### What to work on
Word for word, set down the records and skip each picture.

### Given information
┄┄┄┄┄┄
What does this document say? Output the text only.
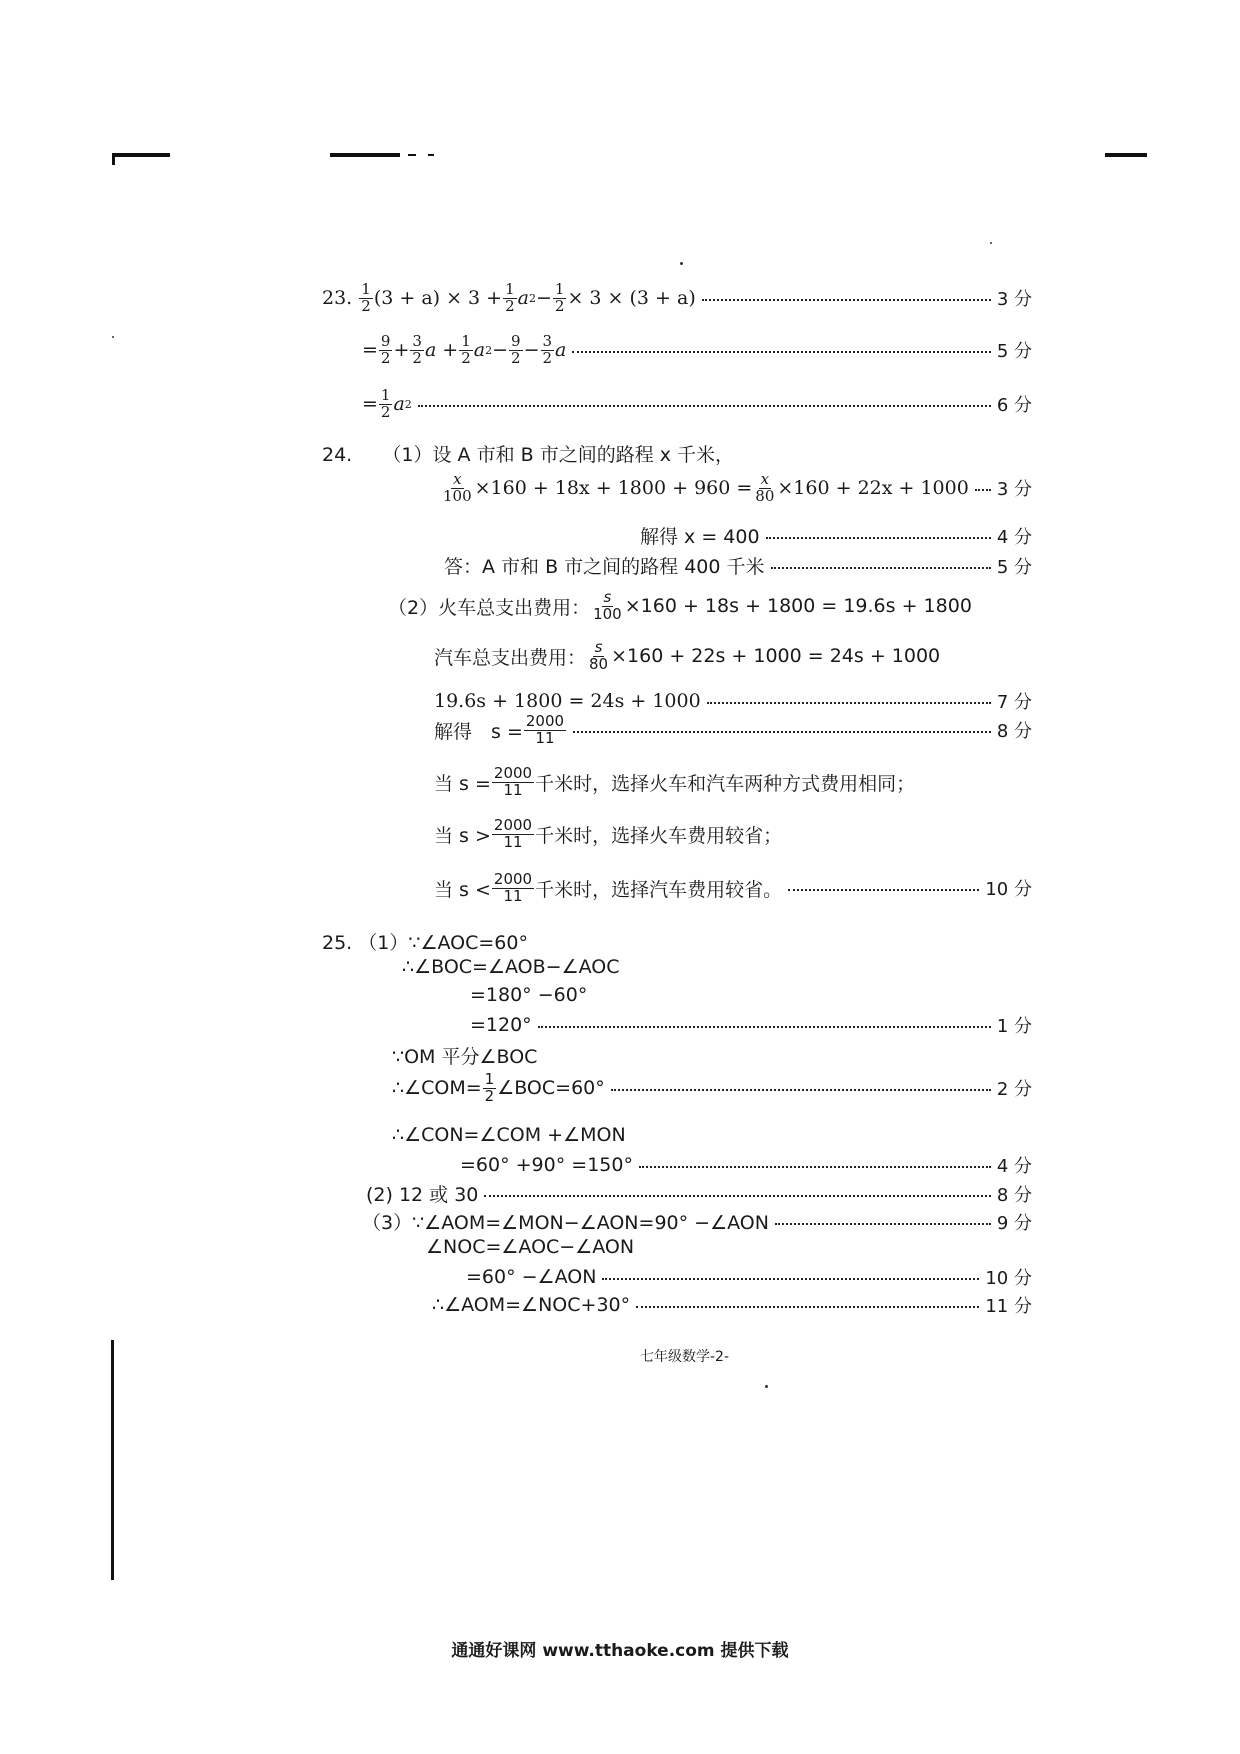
23.
$\frac{1}{2} (3 + a) \times 3 + \frac{1}{2}$ a $2 - \frac{1}{2} \times 3 \times (3 + a)$	3 分
= $\frac{9}{2} + \frac{3}{2}$ $a + \frac{1}{2}$ a $2 - \frac{9}{2} - \frac{3}{2}$ a	5 分
= $\frac{1}{2}$ a 2	6 分
24. （1）设 A 市和 B 市之间的路程 x 千米，
$\frac{x}{100} \times 160 + 18x + 1800 + 960 = \frac{x}{80} \times 160 + 22x + 1000$ 3 分
解得 x = 400	4 分
答：A 市和 B 市之间的路程 400 千米	5 分
（2）火车总支出费用： $\frac{s}{100} \times 160 + 18s + 1800 = 19.6s + 1800$
汽车总支出费用： $\frac{s}{80} \times 160 + 22s + 1000 = 24s + 1000$
19.6s + 1800 = 24s + 1000	7 分
解得　$s = \frac{2000}{11}$	8 分
当 $s = \frac{2000}{11}$ 千米时，选择火车和汽车两种方式费用相同；
当 $s > \frac{2000}{11}$ 千米时，选择火车费用较省；
当 $s < \frac{2000}{11}$ 千米时，选择汽车费用较省。	10 分
25. （1）∵∠AOC=60°
∴∠BOC=∠AOB−∠AOC
=180° −60°
=120°	1 分
∵OM 平分∠BOC
∴∠COM= $\frac{1}{2}$ ∠BOC=60°	2 分
∴∠CON=∠COM +∠MON
=60° +90° =150°	4 分
(2) 12 或 30	8 分
（3）∵∠AOM=∠MON−∠AON=90° −∠AON	9 分
∠NOC=∠AOC−∠AON
=60° −∠AON	10 分
∴∠AOM=∠NOC+30°	11 分
七年级数学-2-
通通好课网 www.tthaoke.com 提供下载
┄┄┄┄┄┄
### Solution below
What does this document say? Output the text only.
23.
$\frac{1}{2} (3 + a) \times 3 + \frac{1}{2}$ a $2 - \frac{1}{2} \times 3 \times (3 + a)$	3 分
= $\frac{9}{2} + \frac{3}{2}$ $a + \frac{1}{2}$ a $2 - \frac{9}{2} - \frac{3}{2}$ a	5 分
= $\frac{1}{2}$ a 2	6 分
24. （1）设 A 市和 B 市之间的路程 x 千米，
$\frac{x}{100} \times 160 + 18x + 1800 + 960 = \frac{x}{80} \times 160 + 22x + 1000$ 3 分
解得 x = 400	4 分
答：A 市和 B 市之间的路程 400 千米	5 分
（2）火车总支出费用： $\frac{s}{100} \times 160 + 18s + 1800 = 19.6s + 1800$
汽车总支出费用： $\frac{s}{80} \times 160 + 22s + 1000 = 24s + 1000$
19.6s + 1800 = 24s + 1000	7 分
解得　$s = \frac{2000}{11}$	8 分
当 $s = \frac{2000}{11}$ 千米时，选择火车和汽车两种方式费用相同；
当 $s > \frac{2000}{11}$ 千米时，选择火车费用较省；
当 $s < \frac{2000}{11}$ 千米时，选择汽车费用较省。	10 分
25. （1）∵∠AOC=60°
∴∠BOC=∠AOB−∠AOC
=180° −60°
=120°	1 分
∵OM 平分∠BOC
∴∠COM= $\frac{1}{2}$ ∠BOC=60°	2 分
∴∠CON=∠COM +∠MON
=60° +90° =150°	4 分
(2) 12 或 30	8 分
（3）∵∠AOM=∠MON−∠AON=90° −∠AON	9 分
∠NOC=∠AOC−∠AON
=60° −∠AON	10 分
∴∠AOM=∠NOC+30°	11 分
七年级数学-2-
通通好课网 www.tthaoke.com 提供下载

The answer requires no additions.